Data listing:
* Start *
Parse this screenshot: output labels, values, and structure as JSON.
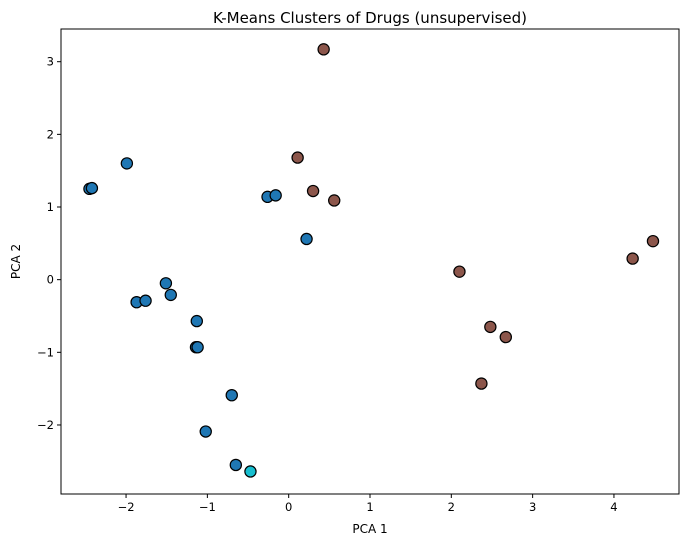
{
  "chart_data": {
    "type": "scatter",
    "title": "K-Means Clusters of Drugs (unsupervised)",
    "xlabel": "PCA 1",
    "ylabel": "PCA 2",
    "xlim": [
      -2.8,
      4.8
    ],
    "ylim": [
      -2.95,
      3.45
    ],
    "xticks": [
      -2,
      -1,
      0,
      1,
      2,
      3,
      4
    ],
    "yticks": [
      -2,
      -1,
      0,
      1,
      2,
      3
    ],
    "xtick_labels": [
      "−2",
      "−1",
      "0",
      "1",
      "2",
      "3",
      "4"
    ],
    "ytick_labels": [
      "−2",
      "−1",
      "0",
      "1",
      "2",
      "3"
    ],
    "grid": false,
    "legend": "none",
    "series": [
      {
        "color": "#1f77b4",
        "points": [
          {
            "x": -2.45,
            "y": 1.25
          },
          {
            "x": -2.42,
            "y": 1.26
          },
          {
            "x": -1.99,
            "y": 1.6
          },
          {
            "x": -0.26,
            "y": 1.14
          },
          {
            "x": -0.16,
            "y": 1.16
          },
          {
            "x": 0.22,
            "y": 0.56
          },
          {
            "x": -1.51,
            "y": -0.05
          },
          {
            "x": -1.45,
            "y": -0.21
          },
          {
            "x": -1.87,
            "y": -0.31
          },
          {
            "x": -1.76,
            "y": -0.29
          },
          {
            "x": -1.13,
            "y": -0.57
          },
          {
            "x": -1.14,
            "y": -0.93
          },
          {
            "x": -1.12,
            "y": -0.93
          },
          {
            "x": -0.7,
            "y": -1.59
          },
          {
            "x": -1.02,
            "y": -2.09
          },
          {
            "x": -0.65,
            "y": -2.55
          }
        ]
      },
      {
        "color": "#8c564b",
        "points": [
          {
            "x": 0.43,
            "y": 3.17
          },
          {
            "x": 0.11,
            "y": 1.68
          },
          {
            "x": 0.3,
            "y": 1.22
          },
          {
            "x": 0.56,
            "y": 1.09
          },
          {
            "x": 2.1,
            "y": 0.11
          },
          {
            "x": 4.23,
            "y": 0.29
          },
          {
            "x": 4.48,
            "y": 0.53
          },
          {
            "x": 2.48,
            "y": -0.65
          },
          {
            "x": 2.67,
            "y": -0.79
          },
          {
            "x": 2.37,
            "y": -1.43
          }
        ]
      },
      {
        "color": "#17becf",
        "points": [
          {
            "x": -0.47,
            "y": -2.64
          }
        ]
      }
    ]
  }
}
* End *
TASK GOAL. List every line above that contains the word "color".

RESPONSE TO THE EXERCISE.
        "color": "#1f77b4",
        "color": "#8c564b",
        "color": "#17becf",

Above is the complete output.